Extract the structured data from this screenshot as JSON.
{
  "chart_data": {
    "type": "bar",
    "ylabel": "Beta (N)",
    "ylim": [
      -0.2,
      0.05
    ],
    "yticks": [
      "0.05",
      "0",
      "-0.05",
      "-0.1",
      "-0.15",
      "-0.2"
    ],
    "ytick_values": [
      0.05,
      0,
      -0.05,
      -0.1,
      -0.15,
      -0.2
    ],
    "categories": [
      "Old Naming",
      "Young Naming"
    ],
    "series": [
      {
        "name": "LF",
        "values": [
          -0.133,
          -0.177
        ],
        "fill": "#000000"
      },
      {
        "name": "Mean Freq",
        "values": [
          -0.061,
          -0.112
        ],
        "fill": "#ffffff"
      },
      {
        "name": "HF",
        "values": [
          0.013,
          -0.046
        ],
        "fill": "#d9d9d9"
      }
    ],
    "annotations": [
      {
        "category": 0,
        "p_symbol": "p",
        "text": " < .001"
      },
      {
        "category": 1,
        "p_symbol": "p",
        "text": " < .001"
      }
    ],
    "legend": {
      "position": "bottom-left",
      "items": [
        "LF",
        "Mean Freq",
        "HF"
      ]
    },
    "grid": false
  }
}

* [WHAT YOU WILL DO]: In this exercise, repeat all entries exactly.

* [TASK OUTPUT]:
Extract the structured data from this screenshot as JSON.
{
  "chart_data": {
    "type": "bar",
    "ylabel": "Beta (N)",
    "ylim": [
      -0.2,
      0.05
    ],
    "yticks": [
      "0.05",
      "0",
      "-0.05",
      "-0.1",
      "-0.15",
      "-0.2"
    ],
    "ytick_values": [
      0.05,
      0,
      -0.05,
      -0.1,
      -0.15,
      -0.2
    ],
    "categories": [
      "Old Naming",
      "Young Naming"
    ],
    "series": [
      {
        "name": "LF",
        "values": [
          -0.133,
          -0.177
        ],
        "fill": "#000000"
      },
      {
        "name": "Mean Freq",
        "values": [
          -0.061,
          -0.112
        ],
        "fill": "#ffffff"
      },
      {
        "name": "HF",
        "values": [
          0.013,
          -0.046
        ],
        "fill": "#d9d9d9"
      }
    ],
    "annotations": [
      {
        "category": 0,
        "p_symbol": "p",
        "text": " < .001"
      },
      {
        "category": 1,
        "p_symbol": "p",
        "text": " < .001"
      }
    ],
    "legend": {
      "position": "bottom-left",
      "items": [
        "LF",
        "Mean Freq",
        "HF"
      ]
    },
    "grid": false
  }
}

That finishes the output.